# [EXERCISE OBJECTIVE]
Output the entries word for word. Omit images.

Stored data
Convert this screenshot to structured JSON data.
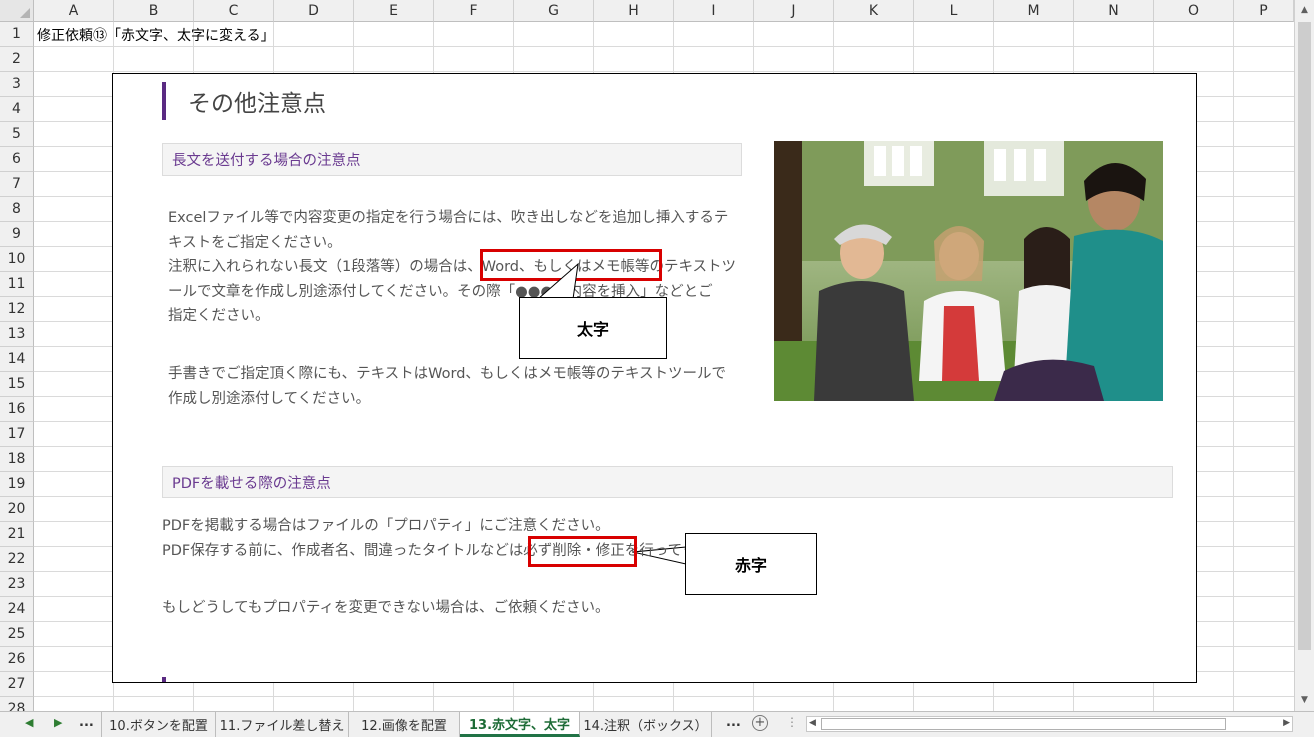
{
  "columns": [
    "A",
    "B",
    "C",
    "D",
    "E",
    "F",
    "G",
    "H",
    "I",
    "J",
    "K",
    "L",
    "M",
    "N",
    "O",
    "P"
  ],
  "rows": [
    "1",
    "2",
    "3",
    "4",
    "5",
    "6",
    "7",
    "8",
    "9",
    "10",
    "11",
    "12",
    "13",
    "14",
    "15",
    "16",
    "17",
    "18",
    "19",
    "20",
    "21",
    "22",
    "23",
    "24",
    "25",
    "26",
    "27",
    "28"
  ],
  "cell_a1": "修正依頼⑬「赤文字、太字に変える」",
  "embed": {
    "title": "その他注意点",
    "section1": {
      "heading": "長文を送付する場合の注意点",
      "para1": [
        "Excelファイル等で内容変更の指定を行う場合には、吹き出しなどを追加し挿入するテ",
        "キストをご指定ください。",
        "注釈に入れられない長文（1段落等）の場合は、Word、もしくはメモ帳等のテキストツ",
        "ールで文章を作成し別途添付してください。その際「●●●の内容を挿入」などとご",
        "指定ください。"
      ],
      "para2": [
        "手書きでご指定頂く際にも、テキストはWord、もしくはメモ帳等のテキストツールで",
        "作成し別途添付してください。"
      ]
    },
    "section2": {
      "heading": "PDFを載せる際の注意点",
      "para1": [
        "PDFを掲載する場合はファイルの「プロパティ」にご注意ください。",
        "PDF保存する前に、作成者名、間違ったタイトルなどは必ず削除・修正を行ってください。"
      ],
      "para2": "もしどうしてもプロパティを変更できない場合は、ご依頼ください。"
    },
    "callout_bold": "太字",
    "callout_red": "赤字"
  },
  "tabs": {
    "items": [
      "10.ボタンを配置",
      "11.ファイル差し替え",
      "12.画像を配置",
      "13.赤文字、太字",
      "14.注釈（ボックス）"
    ],
    "active_index": 3,
    "ellipsis": "..."
  },
  "colors": {
    "accent": "#5a2a82",
    "highlight": "#d80000",
    "excel_green": "#217346"
  }
}
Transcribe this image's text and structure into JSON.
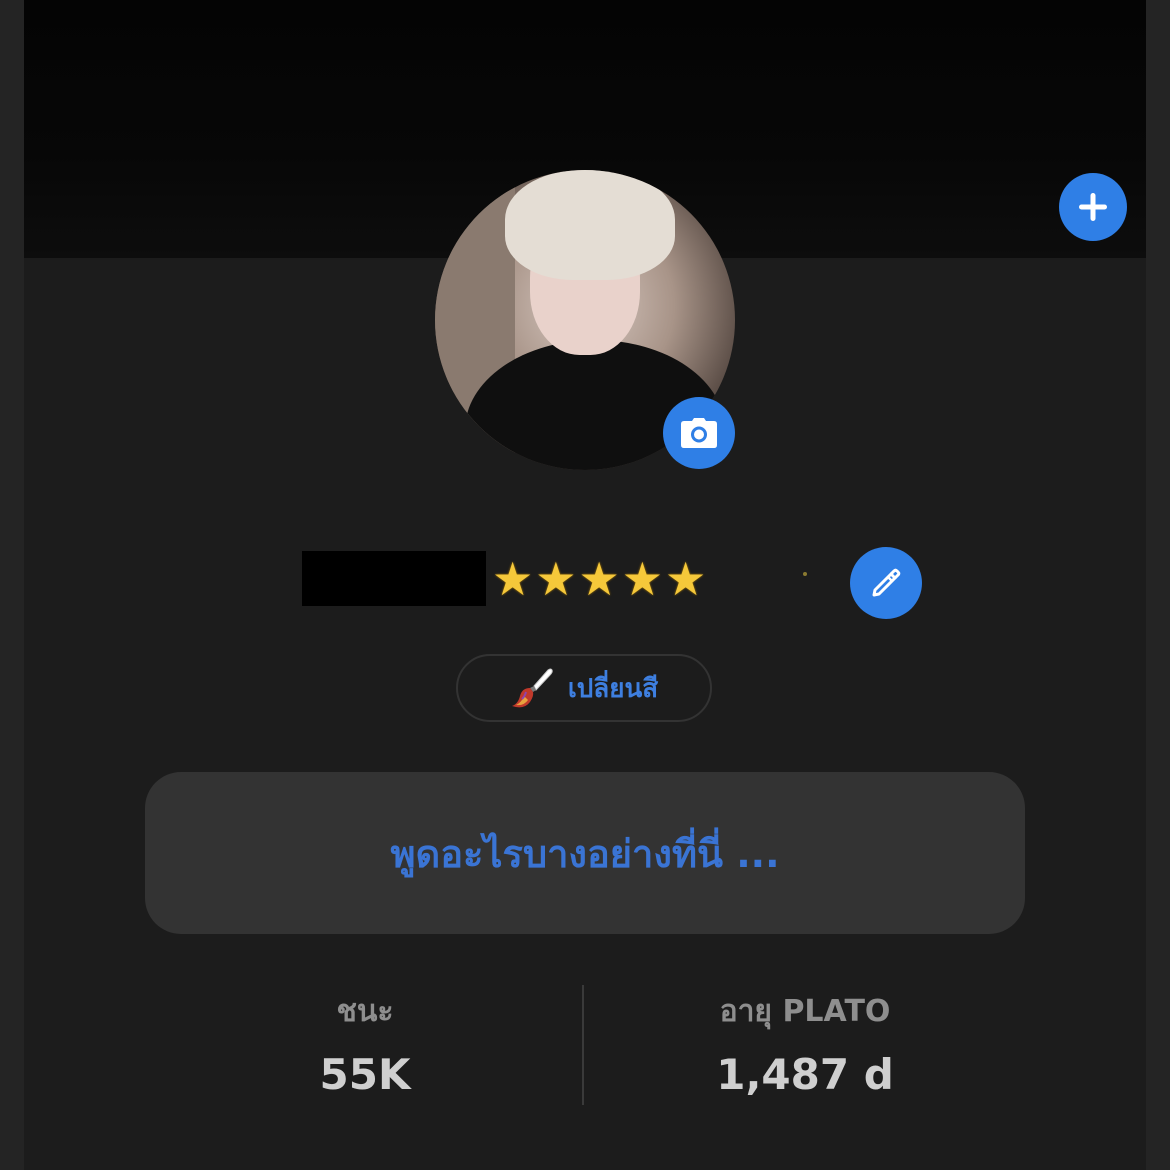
{
  "profile": {
    "rating_stars": 5,
    "change_color_label": "เปลี่ยนสี",
    "status_placeholder": "พูดอะไรบางอย่างที่นี่ ...",
    "name_redacted": true
  },
  "stats": {
    "wins_label": "ชนะ",
    "wins_value": "55K",
    "age_label": "อายุ PLATO",
    "age_value": "1,487 d"
  },
  "colors": {
    "accent": "#2f7fe6",
    "background": "#1c1c1c",
    "status_box": "#333333",
    "label_blue": "#3e7fe0"
  },
  "icons": {
    "add": "plus-icon",
    "camera": "camera-icon",
    "edit": "pencil-icon",
    "paintbrush": "paintbrush-icon",
    "star": "star-icon"
  }
}
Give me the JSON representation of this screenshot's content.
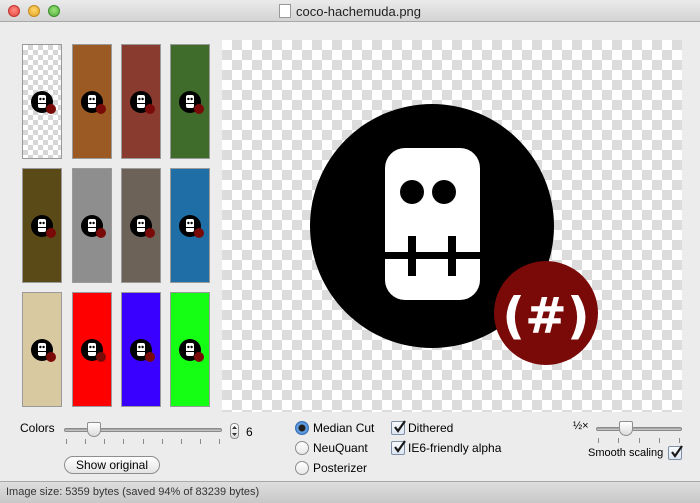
{
  "window": {
    "title": "coco-hachemuda.png"
  },
  "thumbnails": [
    {
      "name": "transparent",
      "background": "checker"
    },
    {
      "name": "rust",
      "background": "#9b5a24"
    },
    {
      "name": "bricks",
      "background": "#8a3b30"
    },
    {
      "name": "leaves",
      "background": "#3f6b2b"
    },
    {
      "name": "moss",
      "background": "#5a4a18"
    },
    {
      "name": "metal-spikes",
      "background": "#8e8e8e"
    },
    {
      "name": "stones",
      "background": "#6c6258"
    },
    {
      "name": "water",
      "background": "#1f6fa6"
    },
    {
      "name": "parchment",
      "background": "#d9c9a1"
    },
    {
      "name": "red",
      "background": "#ff0000"
    },
    {
      "name": "blue",
      "background": "#3a00ff"
    },
    {
      "name": "green",
      "background": "#14ff14"
    }
  ],
  "controls": {
    "colors_label": "Colors",
    "colors_value": "6",
    "colors_level": 0.19,
    "show_original": "Show original",
    "algorithms": [
      {
        "label": "Median Cut",
        "selected": true
      },
      {
        "label": "NeuQuant",
        "selected": false
      },
      {
        "label": "Posterizer",
        "selected": false
      }
    ],
    "options": [
      {
        "label": "Dithered",
        "checked": true
      },
      {
        "label": "IE6-friendly alpha",
        "checked": true
      }
    ],
    "zoom_label": "½×",
    "zoom_level": 0.35,
    "smooth_scaling_label": "Smooth scaling",
    "smooth_scaling_checked": true
  },
  "status": {
    "text": "Image size: 5359 bytes (saved 94% of 83239 bytes)"
  },
  "colors": {
    "logo_black": "#000000",
    "logo_white": "#ffffff",
    "badge_red": "#7a0a08"
  }
}
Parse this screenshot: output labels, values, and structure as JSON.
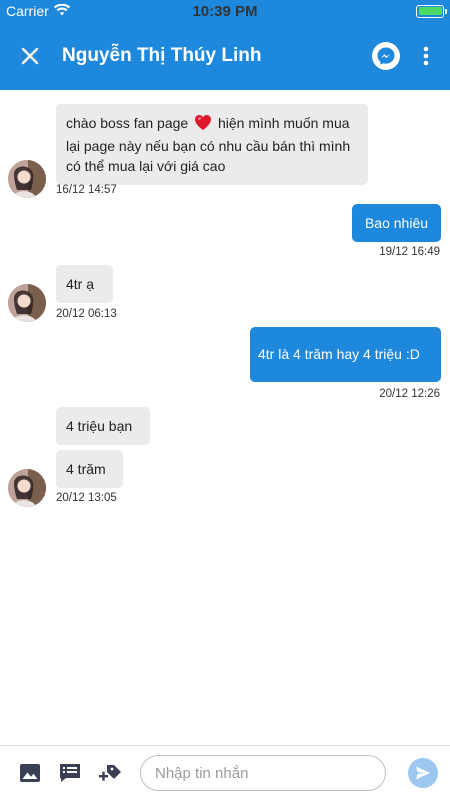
{
  "status_bar": {
    "carrier": "Carrier",
    "time": "10:39 PM",
    "battery_percent": 100
  },
  "header": {
    "title": "Nguyễn Thị Thúy Linh",
    "close_icon": "close-icon",
    "messenger_icon": "messenger-icon",
    "more_icon": "more-vertical-icon"
  },
  "colors": {
    "brand": "#1e88dc",
    "incoming_bubble": "#ebebeb",
    "send_button": "#9cc7ef",
    "battery": "#4cd964"
  },
  "messages": [
    {
      "direction": "incoming",
      "text_before_emoji": "chào boss fan page",
      "emoji": "❤️",
      "text_after_emoji": "hiện mình muốn mua lại page này nếu bạn có nhu cầu bán thì mình có thể mua lại với giá cao",
      "time": "16/12 14:57"
    },
    {
      "direction": "outgoing",
      "text": "Bao nhiêu",
      "time": "19/12 16:49"
    },
    {
      "direction": "incoming",
      "text": "4tr ạ",
      "time": "20/12 06:13"
    },
    {
      "direction": "outgoing",
      "text": "4tr là 4 trăm hay 4 triệu :D",
      "time": "20/12 12:26"
    },
    {
      "direction": "incoming",
      "text": "4 triệu bạn"
    },
    {
      "direction": "incoming",
      "text": "4 trăm",
      "time": "20/12 13:05"
    }
  ],
  "composer": {
    "placeholder": "Nhập tin nhắn",
    "value": "",
    "image_icon": "image-icon",
    "quick_reply_icon": "quick-reply-icon",
    "tag_icon": "add-tag-icon",
    "send_icon": "send-icon"
  }
}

# [THE COMPLETED TASK]
Convert this screenshot to structured JSON data.
{
  "columns": [
    "A",
    "B",
    "C",
    "D",
    "E",
    "F",
    "G",
    "H",
    "I",
    "J",
    "K",
    "L",
    "M",
    "N",
    "O",
    "P"
  ],
  "rows": [
    "1",
    "2",
    "3",
    "4",
    "5",
    "6",
    "7",
    "8",
    "9",
    "10",
    "11",
    "12",
    "13",
    "14",
    "15",
    "16",
    "17",
    "18",
    "19",
    "20",
    "21",
    "22",
    "23",
    "24",
    "25",
    "26",
    "27",
    "28"
  ],
  "cell_a1": "修正依頼⑬「赤文字、太字に変える」",
  "embed": {
    "title": "その他注意点",
    "section1": {
      "heading": "長文を送付する場合の注意点",
      "para1": [
        "Excelファイル等で内容変更の指定を行う場合には、吹き出しなどを追加し挿入するテ",
        "キストをご指定ください。",
        "注釈に入れられない長文（1段落等）の場合は、Word、もしくはメモ帳等のテキストツ",
        "ールで文章を作成し別途添付してください。その際「●●●の内容を挿入」などとご",
        "指定ください。"
      ],
      "para2": [
        "手書きでご指定頂く際にも、テキストはWord、もしくはメモ帳等のテキストツールで",
        "作成し別途添付してください。"
      ]
    },
    "section2": {
      "heading": "PDFを載せる際の注意点",
      "para1": [
        "PDFを掲載する場合はファイルの「プロパティ」にご注意ください。",
        "PDF保存する前に、作成者名、間違ったタイトルなどは必ず削除・修正を行ってください。"
      ],
      "para2": "もしどうしてもプロパティを変更できない場合は、ご依頼ください。"
    },
    "callout_bold": "太字",
    "callout_red": "赤字"
  },
  "tabs": {
    "items": [
      "10.ボタンを配置",
      "11.ファイル差し替え",
      "12.画像を配置",
      "13.赤文字、太字",
      "14.注釈（ボックス）"
    ],
    "active_index": 3,
    "ellipsis": "..."
  },
  "colors": {
    "accent": "#5a2a82",
    "highlight": "#d80000",
    "excel_green": "#217346"
  }
}
Transcribe this image's text and structure into JSON.
{
  "profile": {
    "rating_stars": 5,
    "change_color_label": "เปลี่ยนสี",
    "status_placeholder": "พูดอะไรบางอย่างที่นี่ ...",
    "name_redacted": true
  },
  "stats": {
    "wins_label": "ชนะ",
    "wins_value": "55K",
    "age_label": "อายุ PLATO",
    "age_value": "1,487 d"
  },
  "colors": {
    "accent": "#2f7fe6",
    "background": "#1c1c1c",
    "status_box": "#333333",
    "label_blue": "#3e7fe0"
  },
  "icons": {
    "add": "plus-icon",
    "camera": "camera-icon",
    "edit": "pencil-icon",
    "paintbrush": "paintbrush-icon",
    "star": "star-icon"
  }
}
Give me the JSON representation of this screenshot's content.
{
  "window": {
    "title": "coco-hachemuda.png"
  },
  "thumbnails": [
    {
      "name": "transparent",
      "background": "checker"
    },
    {
      "name": "rust",
      "background": "#9b5a24"
    },
    {
      "name": "bricks",
      "background": "#8a3b30"
    },
    {
      "name": "leaves",
      "background": "#3f6b2b"
    },
    {
      "name": "moss",
      "background": "#5a4a18"
    },
    {
      "name": "metal-spikes",
      "background": "#8e8e8e"
    },
    {
      "name": "stones",
      "background": "#6c6258"
    },
    {
      "name": "water",
      "background": "#1f6fa6"
    },
    {
      "name": "parchment",
      "background": "#d9c9a1"
    },
    {
      "name": "red",
      "background": "#ff0000"
    },
    {
      "name": "blue",
      "background": "#3a00ff"
    },
    {
      "name": "green",
      "background": "#14ff14"
    }
  ],
  "controls": {
    "colors_label": "Colors",
    "colors_value": "6",
    "colors_level": 0.19,
    "show_original": "Show original",
    "algorithms": [
      {
        "label": "Median Cut",
        "selected": true
      },
      {
        "label": "NeuQuant",
        "selected": false
      },
      {
        "label": "Posterizer",
        "selected": false
      }
    ],
    "options": [
      {
        "label": "Dithered",
        "checked": true
      },
      {
        "label": "IE6-friendly alpha",
        "checked": true
      }
    ],
    "zoom_label": "½×",
    "zoom_level": 0.35,
    "smooth_scaling_label": "Smooth scaling",
    "smooth_scaling_checked": true
  },
  "status": {
    "text": "Image size: 5359 bytes (saved 94% of 83239 bytes)"
  },
  "colors": {
    "logo_black": "#000000",
    "logo_white": "#ffffff",
    "badge_red": "#7a0a08"
  }
}
Parse this screenshot: output labels, values, and structure as JSON.
{
  "status_bar": {
    "carrier": "Carrier",
    "time": "10:39 PM",
    "battery_percent": 100
  },
  "header": {
    "title": "Nguyễn Thị Thúy Linh",
    "close_icon": "close-icon",
    "messenger_icon": "messenger-icon",
    "more_icon": "more-vertical-icon"
  },
  "colors": {
    "brand": "#1e88dc",
    "incoming_bubble": "#ebebeb",
    "send_button": "#9cc7ef",
    "battery": "#4cd964"
  },
  "messages": [
    {
      "direction": "incoming",
      "text_before_emoji": "chào boss fan page",
      "emoji": "❤️",
      "text_after_emoji": "hiện mình muốn mua lại page này nếu bạn có nhu cầu bán thì mình có thể mua lại với giá cao",
      "time": "16/12 14:57"
    },
    {
      "direction": "outgoing",
      "text": "Bao nhiêu",
      "time": "19/12 16:49"
    },
    {
      "direction": "incoming",
      "text": "4tr ạ",
      "time": "20/12 06:13"
    },
    {
      "direction": "outgoing",
      "text": "4tr là 4 trăm hay 4 triệu :D",
      "time": "20/12 12:26"
    },
    {
      "direction": "incoming",
      "text": "4 triệu bạn"
    },
    {
      "direction": "incoming",
      "text": "4 trăm",
      "time": "20/12 13:05"
    }
  ],
  "composer": {
    "placeholder": "Nhập tin nhắn",
    "value": "",
    "image_icon": "image-icon",
    "quick_reply_icon": "quick-reply-icon",
    "tag_icon": "add-tag-icon",
    "send_icon": "send-icon"
  }
}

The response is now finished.